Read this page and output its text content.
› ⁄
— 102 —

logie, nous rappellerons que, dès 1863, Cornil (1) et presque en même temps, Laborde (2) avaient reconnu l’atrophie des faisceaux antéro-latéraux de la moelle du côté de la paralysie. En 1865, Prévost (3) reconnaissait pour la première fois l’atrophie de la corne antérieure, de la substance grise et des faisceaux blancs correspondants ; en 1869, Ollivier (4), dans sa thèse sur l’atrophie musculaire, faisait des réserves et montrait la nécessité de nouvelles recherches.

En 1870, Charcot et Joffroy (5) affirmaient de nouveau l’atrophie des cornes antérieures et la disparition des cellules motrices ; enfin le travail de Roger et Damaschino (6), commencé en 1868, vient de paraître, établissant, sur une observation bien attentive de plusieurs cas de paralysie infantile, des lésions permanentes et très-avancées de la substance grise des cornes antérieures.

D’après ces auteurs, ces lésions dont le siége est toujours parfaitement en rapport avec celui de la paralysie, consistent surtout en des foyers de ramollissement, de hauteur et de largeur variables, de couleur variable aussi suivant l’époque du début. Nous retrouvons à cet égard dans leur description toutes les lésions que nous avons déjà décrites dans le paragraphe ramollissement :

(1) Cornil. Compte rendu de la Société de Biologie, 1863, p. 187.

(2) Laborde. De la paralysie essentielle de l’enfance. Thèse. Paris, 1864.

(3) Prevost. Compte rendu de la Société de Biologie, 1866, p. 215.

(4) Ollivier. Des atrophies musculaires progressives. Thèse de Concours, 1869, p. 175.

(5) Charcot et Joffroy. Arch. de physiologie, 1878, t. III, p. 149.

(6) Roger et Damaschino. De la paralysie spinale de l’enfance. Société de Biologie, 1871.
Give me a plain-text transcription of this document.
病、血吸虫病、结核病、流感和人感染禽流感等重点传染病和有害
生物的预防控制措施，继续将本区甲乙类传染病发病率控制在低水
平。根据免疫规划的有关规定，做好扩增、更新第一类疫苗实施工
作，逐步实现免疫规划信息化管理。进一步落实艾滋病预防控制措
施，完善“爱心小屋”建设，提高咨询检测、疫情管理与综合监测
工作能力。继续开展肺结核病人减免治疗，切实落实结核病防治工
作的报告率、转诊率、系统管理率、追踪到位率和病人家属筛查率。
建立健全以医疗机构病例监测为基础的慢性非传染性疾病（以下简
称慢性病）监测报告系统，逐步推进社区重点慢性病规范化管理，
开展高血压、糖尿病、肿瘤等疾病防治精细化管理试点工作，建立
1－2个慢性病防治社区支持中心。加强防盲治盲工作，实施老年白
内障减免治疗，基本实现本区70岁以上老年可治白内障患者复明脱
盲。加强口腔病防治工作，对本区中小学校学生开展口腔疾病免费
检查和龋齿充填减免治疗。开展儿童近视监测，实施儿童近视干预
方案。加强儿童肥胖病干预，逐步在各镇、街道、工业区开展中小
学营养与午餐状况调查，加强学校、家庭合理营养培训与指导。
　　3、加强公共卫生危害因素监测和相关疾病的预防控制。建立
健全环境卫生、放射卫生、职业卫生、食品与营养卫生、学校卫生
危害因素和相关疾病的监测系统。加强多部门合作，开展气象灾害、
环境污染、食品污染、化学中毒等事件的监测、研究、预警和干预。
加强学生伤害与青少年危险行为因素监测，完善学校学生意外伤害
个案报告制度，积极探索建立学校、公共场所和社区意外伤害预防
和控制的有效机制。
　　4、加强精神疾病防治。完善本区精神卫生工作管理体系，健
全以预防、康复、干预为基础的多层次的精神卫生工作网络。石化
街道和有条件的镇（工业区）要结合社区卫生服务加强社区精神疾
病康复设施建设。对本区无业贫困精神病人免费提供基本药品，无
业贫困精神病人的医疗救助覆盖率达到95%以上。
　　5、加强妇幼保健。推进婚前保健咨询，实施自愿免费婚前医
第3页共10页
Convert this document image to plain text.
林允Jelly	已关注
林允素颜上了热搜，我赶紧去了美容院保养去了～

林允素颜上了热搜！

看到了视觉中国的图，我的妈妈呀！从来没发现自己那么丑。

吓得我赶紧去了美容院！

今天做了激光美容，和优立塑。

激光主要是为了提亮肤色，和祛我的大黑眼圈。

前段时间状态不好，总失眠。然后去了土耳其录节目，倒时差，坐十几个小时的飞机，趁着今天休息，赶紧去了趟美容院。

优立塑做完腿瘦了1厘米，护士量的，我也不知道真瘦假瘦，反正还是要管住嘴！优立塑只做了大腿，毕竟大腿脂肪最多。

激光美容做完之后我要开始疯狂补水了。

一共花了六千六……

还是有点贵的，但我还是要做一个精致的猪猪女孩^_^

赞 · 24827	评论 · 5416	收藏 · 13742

++++++++++++++++++++

Take the material above and return all of it exactly.

Read this page and output its text content.
› ⁄
— 102 —

logie, nous rappellerons que, dès 1863, Cornil (1) et presque en même temps, Laborde (2) avaient reconnu l’atrophie des faisceaux antéro-latéraux de la moelle du côté de la paralysie. En 1865, Prévost (3) reconnaissait pour la première fois l’atrophie de la corne antérieure, de la substance grise et des faisceaux blancs correspondants ; en 1869, Ollivier (4), dans sa thèse sur l’atrophie musculaire, faisait des réserves et montrait la nécessité de nouvelles recherches.

En 1870, Charcot et Joffroy (5) affirmaient de nouveau l’atrophie des cornes antérieures et la disparition des cellules motrices ; enfin le travail de Roger et Damaschino (6), commencé en 1868, vient de paraître, établissant, sur une observation bien attentive de plusieurs cas de paralysie infantile, des lésions permanentes et très-avancées de la substance grise des cornes antérieures.

D’après ces auteurs, ces lésions dont le siége est toujours parfaitement en rapport avec celui de la paralysie, consistent surtout en des foyers de ramollissement, de hauteur et de largeur variables, de couleur variable aussi suivant l’époque du début. Nous retrouvons à cet égard dans leur description toutes les lésions que nous avons déjà décrites dans le paragraphe ramollissement :

(1) Cornil. Compte rendu de la Société de Biologie, 1863, p. 187.

(2) Laborde. De la paralysie essentielle de l’enfance. Thèse. Paris, 1864.

(3) Prevost. Compte rendu de la Société de Biologie, 1866, p. 215.

(4) Ollivier. Des atrophies musculaires progressives. Thèse de Concours, 1869, p. 175.

(5) Charcot et Joffroy. Arch. de physiologie, 1878, t. III, p. 149.

(6) Roger et Damaschino. De la paralysie spinale de l’enfance. Société de Biologie, 1871.
Give me a plain-text transcription of this document.
病、血吸虫病、结核病、流感和人感染禽流感等重点传染病和有害
生物的预防控制措施，继续将本区甲乙类传染病发病率控制在低水
平。根据免疫规划的有关规定，做好扩增、更新第一类疫苗实施工
作，逐步实现免疫规划信息化管理。进一步落实艾滋病预防控制措
施，完善“爱心小屋”建设，提高咨询检测、疫情管理与综合监测
工作能力。继续开展肺结核病人减免治疗，切实落实结核病防治工
作的报告率、转诊率、系统管理率、追踪到位率和病人家属筛查率。
建立健全以医疗机构病例监测为基础的慢性非传染性疾病（以下简
称慢性病）监测报告系统，逐步推进社区重点慢性病规范化管理，
开展高血压、糖尿病、肿瘤等疾病防治精细化管理试点工作，建立
1－2个慢性病防治社区支持中心。加强防盲治盲工作，实施老年白
内障减免治疗，基本实现本区70岁以上老年可治白内障患者复明脱
盲。加强口腔病防治工作，对本区中小学校学生开展口腔疾病免费
检查和龋齿充填减免治疗。开展儿童近视监测，实施儿童近视干预
方案。加强儿童肥胖病干预，逐步在各镇、街道、工业区开展中小
学营养与午餐状况调查，加强学校、家庭合理营养培训与指导。
　　3、加强公共卫生危害因素监测和相关疾病的预防控制。建立
健全环境卫生、放射卫生、职业卫生、食品与营养卫生、学校卫生
危害因素和相关疾病的监测系统。加强多部门合作，开展气象灾害、
环境污染、食品污染、化学中毒等事件的监测、研究、预警和干预。
加强学生伤害与青少年危险行为因素监测，完善学校学生意外伤害
个案报告制度，积极探索建立学校、公共场所和社区意外伤害预防
和控制的有效机制。
　　4、加强精神疾病防治。完善本区精神卫生工作管理体系，健
全以预防、康复、干预为基础的多层次的精神卫生工作网络。石化
街道和有条件的镇（工业区）要结合社区卫生服务加强社区精神疾
病康复设施建设。对本区无业贫困精神病人免费提供基本药品，无
业贫困精神病人的医疗救助覆盖率达到95%以上。
　　5、加强妇幼保健。推进婚前保健咨询，实施自愿免费婚前医
第3页共10页
Convert this document image to plain text.
林允Jelly	已关注
林允素颜上了热搜，我赶紧去了美容院保养去了～

林允素颜上了热搜！

看到了视觉中国的图，我的妈妈呀！从来没发现自己那么丑。

吓得我赶紧去了美容院！

今天做了激光美容，和优立塑。

激光主要是为了提亮肤色，和祛我的大黑眼圈。

前段时间状态不好，总失眠。然后去了土耳其录节目，倒时差，坐十几个小时的飞机，趁着今天休息，赶紧去了趟美容院。

优立塑做完腿瘦了1厘米，护士量的，我也不知道真瘦假瘦，反正还是要管住嘴！优立塑只做了大腿，毕竟大腿脂肪最多。

激光美容做完之后我要开始疯狂补水了。

一共花了六千六……

还是有点贵的，但我还是要做一个精致的猪猪女孩^_^

赞 · 24827	评论 · 5416	收藏 · 13742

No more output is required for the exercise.